Prompt: Can you set out every line of the rows below as a JSON list of strings, one string per line, with blank lines skipped and the pictures left out?

Data for processing:
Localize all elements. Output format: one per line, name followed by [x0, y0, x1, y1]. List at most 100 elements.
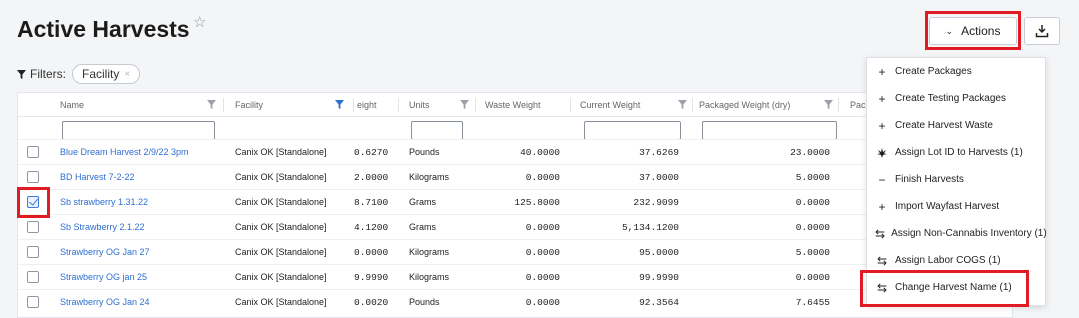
filter-chip-facility[interactable]: Facility × — [72, 64, 141, 84]
harvest-name-link[interactable]: Blue Dream Harvest 2/9/22 3pm — [60, 147, 189, 157]
swap-arrows-icon: ⇆ — [876, 280, 888, 295]
facility-cell: Canix OK [Standalone] — [235, 297, 327, 307]
plus-icon: + — [878, 64, 886, 79]
column-divider — [475, 98, 476, 112]
facility-cell: Canix OK [Standalone] — [235, 147, 327, 157]
menu-item-label: Assign Labor COGS (1) — [895, 255, 1001, 266]
column-header-waste-weight[interactable]: Waste Weight — [485, 100, 541, 110]
table-row[interactable]: Strawberry OG Jan 27 Canix OK [Standalon… — [18, 239, 1012, 263]
table-row[interactable]: Strawberry OG Jan 24 Canix OK [Standalon… — [18, 289, 1012, 313]
row-checkbox-checked[interactable] — [27, 196, 39, 208]
minus-icon: − — [878, 172, 886, 187]
waste-weight-cell: 0.0000 — [525, 297, 560, 308]
waste-weight-cell: 125.8000 — [514, 197, 560, 208]
menu-item-create-harvest-waste[interactable]: + Create Harvest Waste — [867, 112, 1045, 139]
packaged-weight-cell: 0.0000 — [795, 197, 830, 208]
harvest-name-link[interactable]: BD Harvest 7-2-22 — [60, 172, 135, 182]
harvest-name-link[interactable]: Sb Strawberry 2.1.22 — [60, 222, 145, 232]
column-filter-icon[interactable] — [824, 100, 833, 109]
filter-icon — [17, 69, 26, 79]
menu-item-create-packages[interactable]: + Create Packages — [867, 58, 1045, 85]
row-checkbox[interactable] — [27, 246, 39, 258]
units-filter-input[interactable] — [411, 121, 463, 140]
menu-item-change-harvest-name[interactable]: ⇆ Change Harvest Name (1) — [867, 274, 1045, 301]
row-checkbox[interactable] — [27, 171, 39, 183]
menu-item-assign-labor-cogs[interactable]: ⇆ Assign Labor COGS (1) — [867, 247, 1045, 274]
menu-item-finish-harvests[interactable]: − Finish Harvests — [867, 166, 1045, 193]
menu-item-assign-non-cannabis-inventory[interactable]: ⇆ Assign Non-Cannabis Inventory (1) — [867, 220, 1047, 247]
facility-cell: Canix OK [Standalone] — [235, 197, 327, 207]
column-header-units[interactable]: Units — [409, 100, 430, 110]
waste-weight-cell: 0.0000 — [525, 222, 560, 233]
weight-cell: 8.7100 — [354, 197, 389, 208]
column-header-weight[interactable]: eight — [357, 100, 377, 110]
menu-item-label: Assign Lot ID to Harvests (1) — [895, 147, 1023, 158]
column-divider — [838, 98, 839, 112]
menu-item-label: Create Testing Packages — [895, 93, 1006, 104]
page-title: Active Harvests — [17, 16, 190, 42]
weight-cell: 9.9990 — [354, 272, 389, 283]
row-checkbox[interactable] — [27, 271, 39, 283]
column-divider — [353, 98, 354, 112]
menu-item-create-testing-packages[interactable]: + Create Testing Packages — [867, 85, 1045, 112]
menu-item-assign-lot-id[interactable]: Assign Lot ID to Harvests (1) — [867, 139, 1045, 166]
table-row[interactable]: Strawberry OG jan 25 Canix OK [Standalon… — [18, 264, 1012, 288]
current-weight-cell: 95.0000 — [639, 247, 679, 258]
current-weight-cell: 92.3564 — [639, 297, 679, 308]
chip-remove-icon[interactable]: × — [124, 69, 130, 80]
column-header-current-weight[interactable]: Current Weight — [580, 100, 640, 110]
units-cell: Grams — [409, 197, 436, 207]
table-row[interactable]: Blue Dream Harvest 2/9/22 3pm Canix OK [… — [18, 139, 1012, 163]
current-weight-cell: 99.9990 — [639, 272, 679, 283]
row-checkbox[interactable] — [27, 146, 39, 158]
row-checkbox[interactable] — [27, 221, 39, 233]
waste-weight-cell: 40.0000 — [520, 147, 560, 158]
menu-item-label: Create Packages — [895, 66, 972, 77]
column-filter-icon[interactable] — [678, 100, 687, 109]
packaged-weight-cell: 0.0000 — [795, 222, 830, 233]
swap-arrows-icon: ⇆ — [876, 253, 888, 268]
units-cell: Pounds — [409, 297, 440, 307]
column-divider — [398, 98, 399, 112]
harvest-name-link[interactable]: Strawberry OG jan 25 — [60, 272, 147, 282]
packaged-weight-cell: 0.0000 — [795, 272, 830, 283]
download-button[interactable] — [1024, 17, 1060, 45]
plus-icon: + — [878, 91, 886, 106]
weight-cell: 2.0000 — [354, 172, 389, 183]
menu-item-label: Finish Harvests — [895, 174, 964, 185]
download-icon — [1035, 25, 1049, 38]
weight-cell: 4.1200 — [354, 222, 389, 233]
table-row[interactable]: BD Harvest 7-2-22 Canix OK [Standalone] … — [18, 164, 1012, 188]
menu-item-import-wayfast-harvest[interactable]: + Import Wayfast Harvest — [867, 193, 1045, 220]
current-weight-cell: 232.9099 — [633, 197, 679, 208]
column-filter-active-icon[interactable] — [335, 100, 344, 109]
packaged-weight-cell: 5.0000 — [795, 172, 830, 183]
filter-chip-label: Facility — [82, 67, 120, 81]
harvests-table: Name Facility eight Units Waste Weight C… — [17, 92, 1013, 318]
harvest-name-link[interactable]: Sb strawberry 1.31.22 — [60, 197, 148, 207]
harvest-name-link[interactable]: Strawberry OG Jan 27 — [60, 247, 150, 257]
packaged-weight-filter-input[interactable] — [702, 121, 837, 140]
units-cell: Grams — [409, 222, 436, 232]
column-filter-icon[interactable] — [460, 100, 469, 109]
units-cell: Kilograms — [409, 172, 450, 182]
column-header-facility[interactable]: Facility — [235, 100, 263, 110]
column-header-packaged-weight[interactable]: Packaged Weight (dry) — [699, 100, 790, 110]
name-filter-input[interactable] — [62, 121, 215, 140]
packaged-weight-cell: 23.0000 — [790, 147, 830, 158]
waste-weight-cell: 0.0000 — [525, 272, 560, 283]
units-cell: Kilograms — [409, 247, 450, 257]
favorite-star-icon[interactable]: ☆ — [193, 13, 206, 31]
weight-cell: 0.0000 — [354, 247, 389, 258]
plus-icon: + — [878, 118, 886, 133]
column-header-name[interactable]: Name — [60, 100, 84, 110]
harvest-name-link[interactable]: Strawberry OG Jan 24 — [60, 297, 150, 307]
current-weight-filter-input[interactable] — [584, 121, 681, 140]
table-row[interactable]: Sb Strawberry 2.1.22 Canix OK [Standalon… — [18, 214, 1012, 238]
column-header-pac[interactable]: Pac — [850, 100, 866, 110]
actions-button[interactable]: ⌄ Actions — [929, 17, 1017, 45]
row-checkbox[interactable] — [27, 296, 39, 308]
column-filter-icon[interactable] — [207, 100, 216, 109]
table-row[interactable]: Sb strawberry 1.31.22 Canix OK [Standalo… — [18, 189, 1012, 213]
menu-item-label: Change Harvest Name (1) — [895, 282, 1012, 293]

Answer to the problem:
[
  "Localize all elements. Output format: one per line, name followed by [x0, y0, x1, y1]. List at most 100 elements.",
  "filter-chip-facility[interactable]: Facility × — [72, 64, 141, 84]",
  "harvest-name-link[interactable]: Blue Dream Harvest 2/9/22 3pm — [60, 147, 189, 157]",
  "swap-arrows-icon: ⇆ — [876, 280, 888, 295]",
  "facility-cell: Canix OK [Standalone] — [235, 297, 327, 307]",
  "plus-icon: + — [878, 64, 886, 79]",
  "column-divider — [475, 98, 476, 112]",
  "facility-cell: Canix OK [Standalone] — [235, 147, 327, 157]",
  "menu-item-label: Assign Labor COGS (1) — [895, 255, 1001, 266]",
  "column-header-waste-weight[interactable]: Waste Weight — [485, 100, 541, 110]",
  "table-row[interactable]: Strawberry OG Jan 27 Canix OK [Standalon… — [18, 239, 1012, 263]",
  "table-row[interactable]: Strawberry OG Jan 24 Canix OK [Standalon… — [18, 289, 1012, 313]",
  "row-checkbox-checked[interactable] — [27, 196, 39, 208]",
  "minus-icon: − — [878, 172, 886, 187]",
  "waste-weight-cell: 0.0000 — [525, 297, 560, 308]",
  "waste-weight-cell: 125.8000 — [514, 197, 560, 208]",
  "menu-item-create-harvest-waste[interactable]: + Create Harvest Waste — [867, 112, 1045, 139]",
  "packaged-weight-cell: 0.0000 — [795, 197, 830, 208]",
  "harvest-name-link[interactable]: BD Harvest 7-2-22 — [60, 172, 135, 182]",
  "harvest-name-link[interactable]: Sb Strawberry 2.1.22 — [60, 222, 145, 232]",
  "column-filter-icon[interactable] — [824, 100, 833, 109]",
  "filter-icon — [17, 69, 26, 79]",
  "menu-item-create-packages[interactable]: + Create Packages — [867, 58, 1045, 85]",
  "row-checkbox[interactable] — [27, 246, 39, 258]",
  "units-filter-input[interactable] — [411, 121, 463, 140]",
  "menu-item-change-harvest-name[interactable]: ⇆ Change Harvest Name (1) — [867, 274, 1045, 301]",
  "row-checkbox[interactable] — [27, 171, 39, 183]",
  "menu-item-assign-labor-cogs[interactable]: ⇆ Assign Labor COGS (1) — [867, 247, 1045, 274]",
  "menu-item-finish-harvests[interactable]: − Finish Harvests — [867, 166, 1045, 193]",
  "menu-item-assign-non-cannabis-inventory[interactable]: ⇆ Assign Non-Cannabis Inventory (1) — [867, 220, 1047, 247]",
  "facility-cell: Canix OK [Standalone] — [235, 197, 327, 207]",
  "column-header-units[interactable]: Units — [409, 100, 430, 110]",
  "waste-weight-cell: 0.0000 — [525, 222, 560, 233]",
  "weight-cell: 8.7100 — [354, 197, 389, 208]",
  "column-header-weight[interactable]: eight — [357, 100, 377, 110]",
  "menu-item-label: Assign Lot ID to Harvests (1) — [895, 147, 1023, 158]",
  "column-divider — [838, 98, 839, 112]",
  "menu-item-label: Create Testing Packages — [895, 93, 1006, 104]",
  "page-title: Active Harvests — [17, 16, 190, 42]",
  "weight-cell: 9.9990 — [354, 272, 389, 283]",
  "row-checkbox[interactable] — [27, 271, 39, 283]",
  "column-divider — [353, 98, 354, 112]",
  "menu-item-create-testing-packages[interactable]: + Create Testing Packages — [867, 85, 1045, 112]",
  "menu-item-assign-lot-id[interactable]: Assign Lot ID to Harvests (1) — [867, 139, 1045, 166]",
  "table-row[interactable]: Strawberry OG jan 25 Canix OK [Standalon… — [18, 264, 1012, 288]",
  "current-weight-cell: 95.0000 — [639, 247, 679, 258]",
  "current-weight-cell: 92.3564 — [639, 297, 679, 308]",
  "chip-remove-icon[interactable]: × — [124, 69, 130, 80]",
  "column-header-current-weight[interactable]: Current Weight — [580, 100, 640, 110]",
  "units-cell: Grams — [409, 197, 436, 207]",
  "table-row[interactable]: Blue Dream Harvest 2/9/22 3pm Canix OK [… — [18, 139, 1012, 163]",
  "current-weight-cell: 99.9990 — [639, 272, 679, 283]",
  "row-checkbox[interactable] — [27, 146, 39, 158]",
  "row-checkbox[interactable] — [27, 221, 39, 233]",
  "waste-weight-cell: 40.0000 — [520, 147, 560, 158]",
  "menu-item-label: Create Packages — [895, 66, 972, 77]",
  "column-filter-icon[interactable] — [678, 100, 687, 109]",
  "packaged-weight-cell: 0.0000 — [795, 222, 830, 233]",
  "swap-arrows-icon: ⇆ — [876, 253, 888, 268]",
  "units-cell: Pounds — [409, 297, 440, 307]",
  "column-divider — [398, 98, 399, 112]",
  "harvest-name-link[interactable]: Strawberry OG jan 25 — [60, 272, 147, 282]",
  "packaged-weight-cell: 0.0000 — [795, 272, 830, 283]",
  "download-button[interactable] — [1024, 17, 1060, 45]",
  "plus-icon: + — [878, 91, 886, 106]",
  "weight-cell: 2.0000 — [354, 172, 389, 183]",
  "menu-item-label: Finish Harvests — [895, 174, 964, 185]",
  "download-icon — [1035, 25, 1049, 38]",
  "weight-cell: 4.1200 — [354, 222, 389, 233]",
  "table-row[interactable]: BD Harvest 7-2-22 Canix OK [Standalone] … — [18, 164, 1012, 188]",
  "menu-item-import-wayfast-harvest[interactable]: + Import Wayfast Harvest — [867, 193, 1045, 220]",
  "current-weight-cell: 232.9099 — [633, 197, 679, 208]",
  "column-filter-active-icon[interactable] — [335, 100, 344, 109]",
  "packaged-weight-cell: 5.0000 — [795, 172, 830, 183]",
  "filter-chip-label: Facility — [82, 67, 120, 81]",
  "harvests-table: Name Facility eight Units Waste Weight C… — [17, 92, 1013, 318]",
  "harvest-name-link[interactable]: Sb strawberry 1.31.22 — [60, 197, 148, 207]",
  "harvest-name-link[interactable]: Strawberry OG Jan 27 — [60, 247, 150, 257]",
  "packaged-weight-filter-input[interactable] — [702, 121, 837, 140]",
  "units-cell: Grams — [409, 222, 436, 232]",
  "column-filter-icon[interactable] — [460, 100, 469, 109]",
  "units-cell: Kilograms — [409, 172, 450, 182]",
  "column-header-facility[interactable]: Facility — [235, 100, 263, 110]",
  "column-header-packaged-weight[interactable]: Packaged Weight (dry) — [699, 100, 790, 110]",
  "name-filter-input[interactable] — [62, 121, 215, 140]",
  "packaged-weight-cell: 23.0000 — [790, 147, 830, 158]",
  "waste-weight-cell: 0.0000 — [525, 272, 560, 283]",
  "units-cell: Kilograms — [409, 247, 450, 257]",
  "favorite-star-icon[interactable]: ☆ — [193, 13, 206, 31]",
  "weight-cell: 0.0000 — [354, 247, 389, 258]",
  "plus-icon: + — [878, 118, 886, 133]",
  "column-header-name[interactable]: Name — [60, 100, 84, 110]",
  "harvest-name-link[interactable]: Strawberry OG Jan 24 — [60, 297, 150, 307]",
  "current-weight-filter-input[interactable] — [584, 121, 681, 140]",
  "table-row[interactable]: Sb Strawberry 2.1.22 Canix OK [Standalon… — [18, 214, 1012, 238]",
  "column-header-pac[interactable]: Pac — [850, 100, 866, 110]",
  "actions-button[interactable]: ⌄ Actions — [929, 17, 1017, 45]",
  "row-checkbox[interactable] — [27, 296, 39, 308]",
  "column-filter-icon[interactable] — [207, 100, 216, 109]",
  "table-row[interactable]: Sb strawberry 1.31.22 Canix OK [Standalo… — [18, 189, 1012, 213]",
  "menu-item-label: Change Harvest Name (1) — [895, 282, 1012, 293]"
]